:: 本文 ::

−僕、あることを確かめたくて、身辺「生」理してるんです。(チラシより)
峰岸は、30代の男だ。
峰岸は、身辺整理を始めた。
思い出の品を捨て、彼女とも別れ、
遺影用のすてきな写真を用意した。
日記も、書いた先から破り捨てている。
病気もなく、至って健康である彼は、
何故、こんなことをしているのか。
「人間は、生まれた時から死ぬために生きている」
そう言い残して死んでしまった、
親しい友人の面影を求めて。
あらすじだけ読むとなんだか暗いシリアスな話のようだが、あおきりみかんの作品でそんなわけがなく、ハートフルな物語だ。主人公とその友人に何があったのか、彼が何を思って身辺整理をしているのか。謎めいたエピソードがにぎやかにコミカルに語られ、少しずつ真相が明らかになっていく。

:: 課題 ::
峰岸の身辺整理を紹介した本文から、「峰岸は、30代の男だ。」で始まり「つ真相が明らかになっていく。」まで続く部分を一字も変えずに書き出してください。 この一覧は、本文とは別の出典から取ったものです。

:: 抜粋一覧 ::
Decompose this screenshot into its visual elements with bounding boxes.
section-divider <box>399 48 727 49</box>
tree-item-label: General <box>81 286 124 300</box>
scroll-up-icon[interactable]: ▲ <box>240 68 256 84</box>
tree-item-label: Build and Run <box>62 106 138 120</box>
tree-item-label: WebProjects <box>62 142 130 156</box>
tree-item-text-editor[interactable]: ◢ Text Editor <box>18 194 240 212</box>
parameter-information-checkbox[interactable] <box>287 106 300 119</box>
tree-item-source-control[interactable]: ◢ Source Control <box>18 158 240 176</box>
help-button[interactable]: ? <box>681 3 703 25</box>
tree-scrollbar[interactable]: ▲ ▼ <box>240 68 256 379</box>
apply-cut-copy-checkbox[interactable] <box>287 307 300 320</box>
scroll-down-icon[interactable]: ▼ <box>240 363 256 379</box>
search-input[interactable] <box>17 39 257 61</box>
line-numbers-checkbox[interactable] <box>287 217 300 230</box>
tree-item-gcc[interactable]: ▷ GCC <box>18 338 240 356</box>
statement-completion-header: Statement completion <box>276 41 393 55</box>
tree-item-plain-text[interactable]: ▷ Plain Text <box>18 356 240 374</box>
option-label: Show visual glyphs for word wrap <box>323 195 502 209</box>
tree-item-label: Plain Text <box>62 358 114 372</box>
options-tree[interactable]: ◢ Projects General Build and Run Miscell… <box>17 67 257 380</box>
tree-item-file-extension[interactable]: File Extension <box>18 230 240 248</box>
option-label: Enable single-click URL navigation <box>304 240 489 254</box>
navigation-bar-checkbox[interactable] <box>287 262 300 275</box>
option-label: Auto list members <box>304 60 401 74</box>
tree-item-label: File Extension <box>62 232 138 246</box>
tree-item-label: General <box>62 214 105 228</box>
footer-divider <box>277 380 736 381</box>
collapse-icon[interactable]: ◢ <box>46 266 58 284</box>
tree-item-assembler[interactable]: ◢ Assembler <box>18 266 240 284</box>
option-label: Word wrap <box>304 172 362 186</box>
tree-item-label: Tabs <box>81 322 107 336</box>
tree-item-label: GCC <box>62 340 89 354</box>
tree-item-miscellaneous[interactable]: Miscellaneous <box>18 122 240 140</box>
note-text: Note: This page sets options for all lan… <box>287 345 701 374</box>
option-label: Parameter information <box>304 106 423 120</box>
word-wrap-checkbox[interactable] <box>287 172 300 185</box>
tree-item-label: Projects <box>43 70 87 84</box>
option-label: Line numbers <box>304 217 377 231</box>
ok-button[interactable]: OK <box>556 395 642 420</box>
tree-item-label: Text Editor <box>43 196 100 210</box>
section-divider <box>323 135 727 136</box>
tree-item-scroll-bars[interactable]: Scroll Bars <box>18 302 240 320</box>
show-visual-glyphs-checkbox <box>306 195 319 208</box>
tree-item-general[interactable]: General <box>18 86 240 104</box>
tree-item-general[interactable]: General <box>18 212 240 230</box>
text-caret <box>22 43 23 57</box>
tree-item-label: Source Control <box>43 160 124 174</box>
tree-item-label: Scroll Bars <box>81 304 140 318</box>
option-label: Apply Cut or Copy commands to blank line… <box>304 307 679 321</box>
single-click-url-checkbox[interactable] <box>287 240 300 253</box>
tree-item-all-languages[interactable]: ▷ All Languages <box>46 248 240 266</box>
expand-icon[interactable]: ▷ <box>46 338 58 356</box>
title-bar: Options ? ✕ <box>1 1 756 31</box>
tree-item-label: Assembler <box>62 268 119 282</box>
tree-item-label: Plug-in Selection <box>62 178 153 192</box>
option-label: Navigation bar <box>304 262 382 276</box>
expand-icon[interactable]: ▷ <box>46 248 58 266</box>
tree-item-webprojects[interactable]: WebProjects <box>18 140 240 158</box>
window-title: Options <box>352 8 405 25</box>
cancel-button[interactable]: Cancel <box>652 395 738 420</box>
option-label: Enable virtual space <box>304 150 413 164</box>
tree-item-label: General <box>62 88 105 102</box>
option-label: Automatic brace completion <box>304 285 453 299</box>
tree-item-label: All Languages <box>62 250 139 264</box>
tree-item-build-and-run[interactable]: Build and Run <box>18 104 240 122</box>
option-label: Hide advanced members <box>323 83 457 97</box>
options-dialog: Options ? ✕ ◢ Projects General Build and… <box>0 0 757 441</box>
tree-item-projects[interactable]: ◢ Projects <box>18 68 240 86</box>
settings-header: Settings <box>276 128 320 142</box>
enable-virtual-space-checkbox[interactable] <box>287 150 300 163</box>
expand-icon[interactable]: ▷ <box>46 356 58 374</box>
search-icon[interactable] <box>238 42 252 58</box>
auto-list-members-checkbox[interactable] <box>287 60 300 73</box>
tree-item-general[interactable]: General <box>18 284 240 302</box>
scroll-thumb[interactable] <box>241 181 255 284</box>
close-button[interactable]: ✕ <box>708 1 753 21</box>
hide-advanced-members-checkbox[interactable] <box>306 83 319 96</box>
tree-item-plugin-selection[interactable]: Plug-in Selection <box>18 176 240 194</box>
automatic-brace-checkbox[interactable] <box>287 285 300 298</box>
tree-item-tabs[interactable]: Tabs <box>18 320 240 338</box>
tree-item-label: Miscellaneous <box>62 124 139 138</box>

:: 最終結果 ::
峰岸は、30代の男だ。
峰岸は、身辺整理を始めた。
思い出の品を捨て、彼女とも別れ、
遺影用のすてきな写真を用意した。
日記も、書いた先から破り捨てている。
病気もなく、至って健康である彼は、
何故、こんなことをしているのか。
「人間は、生まれた時から死ぬために生きている」
そう言い残して死んでしまった、
親しい友人の面影を求めて。
あらすじだけ読むとなんだか暗いシリアスな話のようだが、あおきりみかんの作品でそんなわけがなく、ハートフルな物語だ。主人公とその友人に何があったのか、彼が何を思って身辺整理をしているのか。謎めいたエピソードがにぎやかにコミカルに語られ、少しずつ真相が明らかになっていく。